(Rows)
┏━━
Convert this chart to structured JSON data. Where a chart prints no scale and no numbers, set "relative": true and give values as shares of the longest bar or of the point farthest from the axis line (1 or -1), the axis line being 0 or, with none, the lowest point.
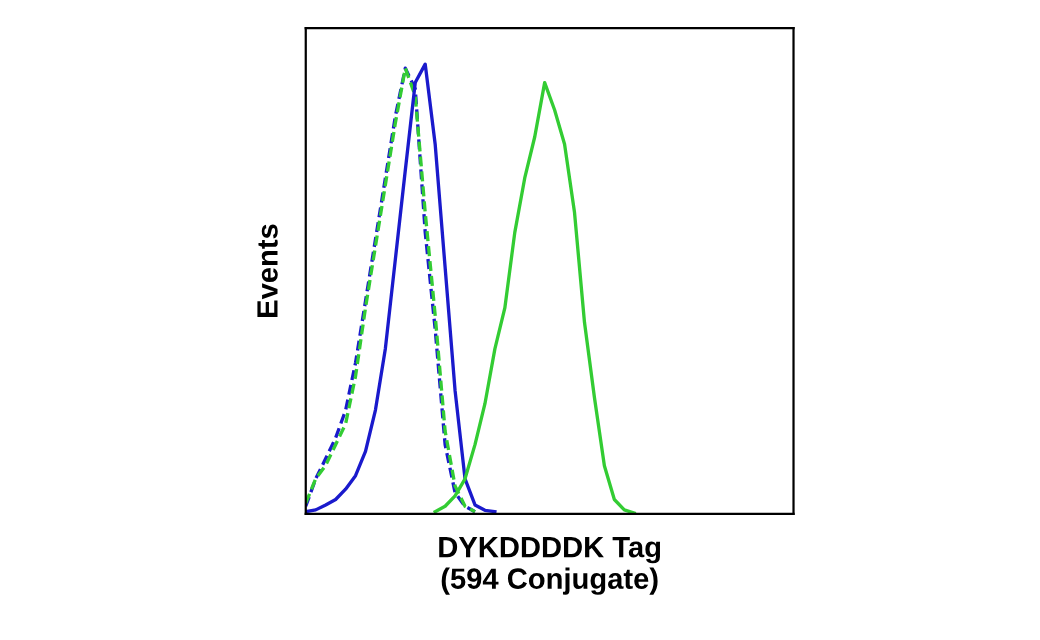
{
  "chart_data": {
    "type": "line",
    "xlabel": "DYKDDDDK Tag\n(594 Conjugate)",
    "ylabel": "Events",
    "relative": true,
    "grid": false,
    "tick_labels": false,
    "marker": "none",
    "categories": [
      null,
      null,
      null,
      null,
      null,
      null,
      null,
      null,
      null,
      null,
      null,
      null,
      null,
      null,
      null,
      null,
      null,
      null,
      null,
      null,
      null,
      null,
      null,
      null,
      null,
      null,
      null,
      null,
      null,
      null,
      null,
      null,
      null,
      null,
      null,
      null,
      null,
      null,
      null,
      null,
      null,
      null,
      null,
      null,
      null,
      null,
      null,
      null,
      null,
      null
    ],
    "series": [
      {
        "color": "#1a1acc",
        "line_style": "dashed",
        "values": [
          0.017,
          0.078,
          0.123,
          0.169,
          0.23,
          0.336,
          0.473,
          0.61,
          0.747,
          0.884,
          0.991,
          0.945,
          0.626,
          0.411,
          0.154,
          0.047,
          0.017,
          0.005,
          null,
          null,
          null,
          null,
          null,
          null,
          null,
          null,
          null,
          null,
          null,
          null,
          null,
          null,
          null,
          null,
          null,
          null,
          null,
          null,
          null,
          null,
          null,
          null,
          null,
          null,
          null,
          null,
          null,
          null,
          null,
          null
        ]
      },
      {
        "color": "#33cc33",
        "line_style": "dashed",
        "values": [
          0.024,
          0.078,
          0.108,
          0.154,
          0.2,
          0.306,
          0.458,
          0.595,
          0.732,
          0.869,
          0.991,
          0.929,
          0.67,
          0.442,
          0.184,
          0.062,
          0.017,
          0.005,
          null,
          null,
          null,
          null,
          null,
          null,
          null,
          null,
          null,
          null,
          null,
          null,
          null,
          null,
          null,
          null,
          null,
          null,
          null,
          null,
          null,
          null,
          null,
          null,
          null,
          null,
          null,
          null,
          null,
          null,
          null,
          null
        ]
      },
      {
        "color": "#1a1acc",
        "line_style": "solid",
        "values": [
          0.005,
          0.009,
          0.02,
          0.032,
          0.055,
          0.085,
          0.139,
          0.231,
          0.368,
          0.566,
          0.764,
          0.959,
          1.0,
          0.822,
          0.548,
          0.274,
          0.078,
          0.02,
          0.008,
          0.005,
          null,
          null,
          null,
          null,
          null,
          null,
          null,
          null,
          null,
          null,
          null,
          null,
          null,
          null,
          null,
          null,
          null,
          null,
          null,
          null,
          null,
          null,
          null,
          null,
          null,
          null,
          null,
          null,
          null,
          null
        ]
      },
      {
        "color": "#33cc33",
        "line_style": "solid",
        "values": [
          null,
          null,
          null,
          null,
          null,
          null,
          null,
          null,
          null,
          null,
          null,
          null,
          null,
          0.005,
          0.017,
          0.04,
          0.078,
          0.154,
          0.245,
          0.367,
          0.458,
          0.626,
          0.747,
          0.838,
          0.959,
          0.898,
          0.822,
          0.67,
          0.426,
          0.259,
          0.107,
          0.032,
          0.009,
          0.002,
          null,
          null,
          null,
          null,
          null,
          null,
          null,
          null,
          null,
          null,
          null,
          null,
          null,
          null,
          null,
          null
        ]
      }
    ]
  }
}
┗━━
(What to work on) Go through the material above and count the lines that contain "relative"; give that number alone.

(Answer for this exercise) 2